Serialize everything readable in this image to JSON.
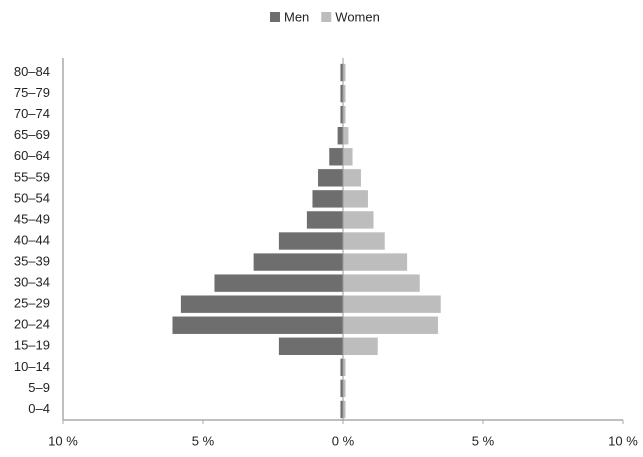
{
  "chart_data": {
    "type": "bar",
    "orientation": "horizontal",
    "categories": [
      "0–4",
      "5–9",
      "10–14",
      "15–19",
      "20–24",
      "25–29",
      "30–34",
      "35–39",
      "40–44",
      "45–49",
      "50–54",
      "55–59",
      "60–64",
      "65–69",
      "70–74",
      "75–79",
      "80–84"
    ],
    "series": [
      {
        "name": "Men",
        "color": "#6e6e6e",
        "values": [
          -0.1,
          -0.1,
          -0.1,
          -2.3,
          -6.1,
          -5.8,
          -4.6,
          -3.2,
          -2.3,
          -1.3,
          -1.1,
          -0.9,
          -0.5,
          -0.2,
          -0.1,
          -0.1,
          -0.1
        ]
      },
      {
        "name": "Women",
        "color": "#bdbdbd",
        "values": [
          0.1,
          0.1,
          0.1,
          1.25,
          3.4,
          3.5,
          2.75,
          2.3,
          1.5,
          1.1,
          0.9,
          0.65,
          0.35,
          0.2,
          0.1,
          0.1,
          0.1
        ]
      }
    ],
    "xlim": [
      -10,
      10
    ],
    "xticks": [
      {
        "value": -10,
        "label": "10 %"
      },
      {
        "value": -5,
        "label": "5 %"
      },
      {
        "value": 0,
        "label": "0 %"
      },
      {
        "value": 5,
        "label": "5 %"
      },
      {
        "value": 10,
        "label": "10 %"
      }
    ],
    "stacked": true,
    "legend": "top"
  }
}
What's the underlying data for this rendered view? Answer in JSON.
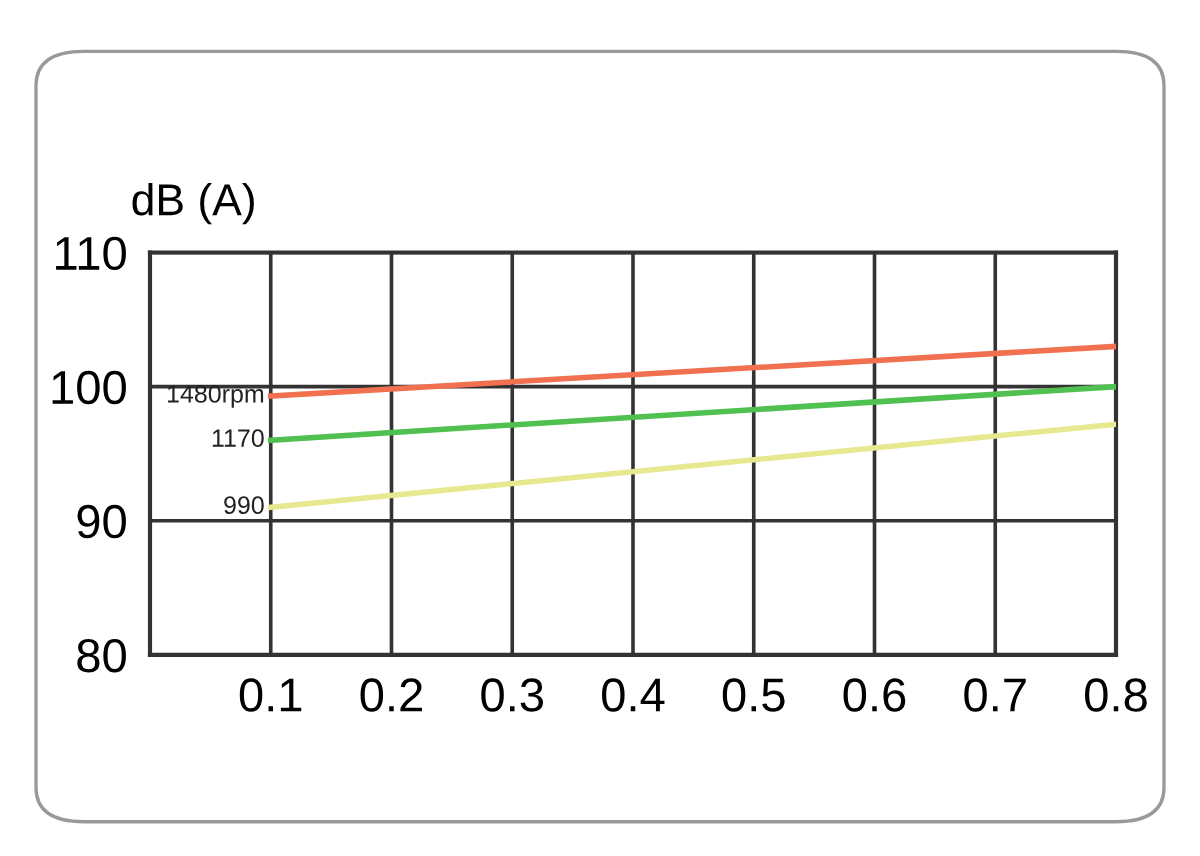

● **Exercise description**
The answer must consist solely of the number of lines in the entries that contain the word "JSON".

● **The completed task**
2